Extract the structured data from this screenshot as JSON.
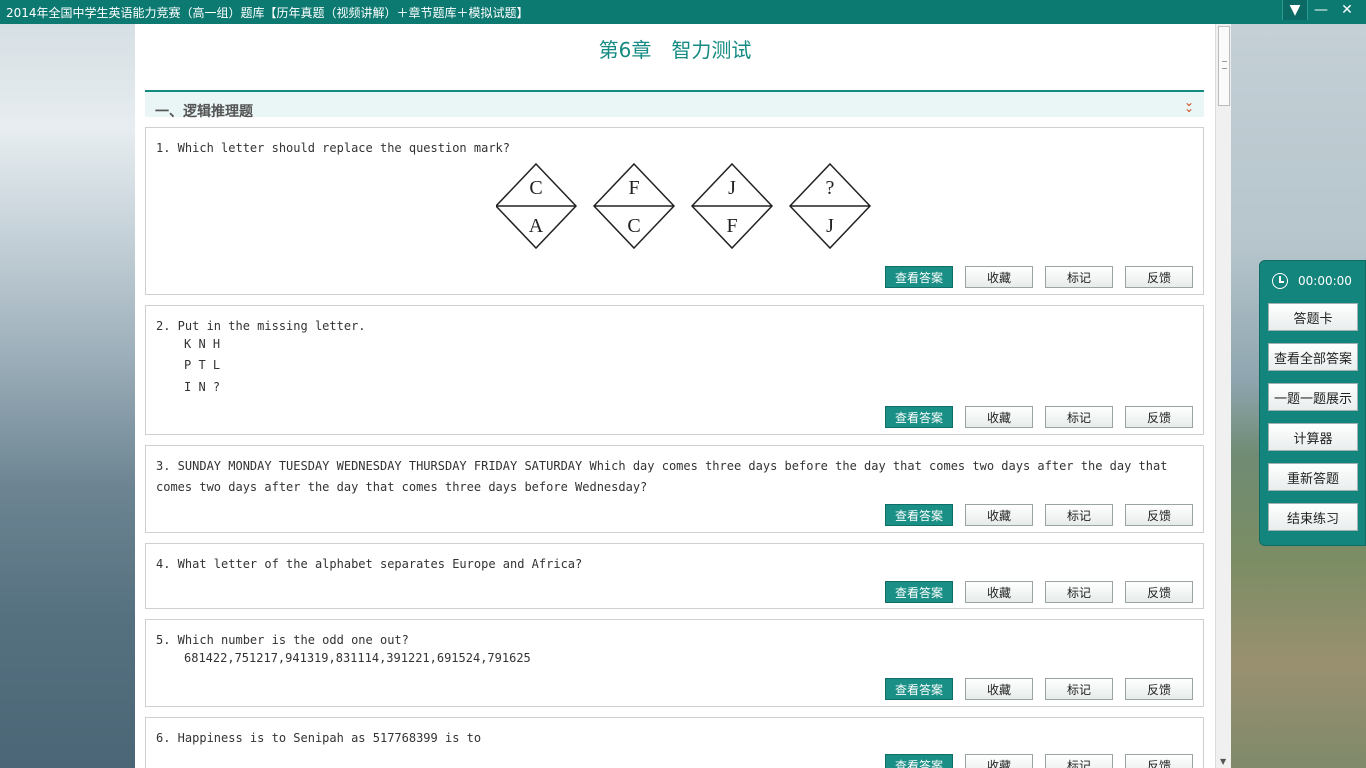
{
  "window": {
    "title": "2014年全国中学生英语能力竞赛（高一组）题库【历年真题（视频讲解）＋章节题库＋模拟试题】",
    "controls": [
      "▼",
      "—",
      "✕"
    ]
  },
  "chapter_title": "第6章　智力测试",
  "section": {
    "title": "一、逻辑推理题",
    "collapse_icon": "double-chevron-down-icon",
    "accent_color": "#148a82"
  },
  "buttons": {
    "view_answer": "查看答案",
    "favorite": "收藏",
    "mark": "标记",
    "feedback": "反馈"
  },
  "questions": [
    {
      "text": "1. Which letter should replace the question mark?",
      "diamonds": [
        {
          "top": "C",
          "bottom": "A"
        },
        {
          "top": "F",
          "bottom": "C"
        },
        {
          "top": "J",
          "bottom": "F"
        },
        {
          "top": "?",
          "bottom": "J"
        }
      ]
    },
    {
      "text": "2. Put in the missing letter.",
      "lines": [
        "K N H",
        "P T L",
        "I N ?"
      ]
    },
    {
      "text": "3. SUNDAY MONDAY TUESDAY WEDNESDAY THURSDAY FRIDAY SATURDAY Which day comes three days before the day that comes two days after the day that comes two days after the day that comes three days before Wednesday?"
    },
    {
      "text": "4. What letter of the alphabet separates Europe and Africa?"
    },
    {
      "text": "5. Which number is the odd one out?",
      "lines": [
        "681422,751217,941319,831114,391221,691524,791625"
      ]
    },
    {
      "text": "6. Happiness is to Senipah as 517768399 is to"
    }
  ],
  "panel": {
    "timer": "00:00:00",
    "items": [
      "答题卡",
      "查看全部答案",
      "一题一题展示",
      "计算器",
      "重新答题",
      "结束练习"
    ]
  }
}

———

- [Exercise objective]:
Copy each line of the records precisely and drop any images they hold.

- [Solution for this exercise]:
Extract the structured data from this screenshot as JSON.
{
  "window": {
    "title": "2014年全国中学生英语能力竞赛（高一组）题库【历年真题（视频讲解）＋章节题库＋模拟试题】",
    "controls": [
      "▼",
      "—",
      "✕"
    ]
  },
  "chapter_title": "第6章　智力测试",
  "section": {
    "title": "一、逻辑推理题",
    "collapse_icon": "double-chevron-down-icon",
    "accent_color": "#148a82"
  },
  "buttons": {
    "view_answer": "查看答案",
    "favorite": "收藏",
    "mark": "标记",
    "feedback": "反馈"
  },
  "questions": [
    {
      "text": "1. Which letter should replace the question mark?",
      "diamonds": [
        {
          "top": "C",
          "bottom": "A"
        },
        {
          "top": "F",
          "bottom": "C"
        },
        {
          "top": "J",
          "bottom": "F"
        },
        {
          "top": "?",
          "bottom": "J"
        }
      ]
    },
    {
      "text": "2. Put in the missing letter.",
      "lines": [
        "K N H",
        "P T L",
        "I N ?"
      ]
    },
    {
      "text": "3. SUNDAY MONDAY TUESDAY WEDNESDAY THURSDAY FRIDAY SATURDAY Which day comes three days before the day that comes two days after the day that comes two days after the day that comes three days before Wednesday?"
    },
    {
      "text": "4. What letter of the alphabet separates Europe and Africa?"
    },
    {
      "text": "5. Which number is the odd one out?",
      "lines": [
        "681422,751217,941319,831114,391221,691524,791625"
      ]
    },
    {
      "text": "6. Happiness is to Senipah as 517768399 is to"
    }
  ],
  "panel": {
    "timer": "00:00:00",
    "items": [
      "答题卡",
      "查看全部答案",
      "一题一题展示",
      "计算器",
      "重新答题",
      "结束练习"
    ]
  }
}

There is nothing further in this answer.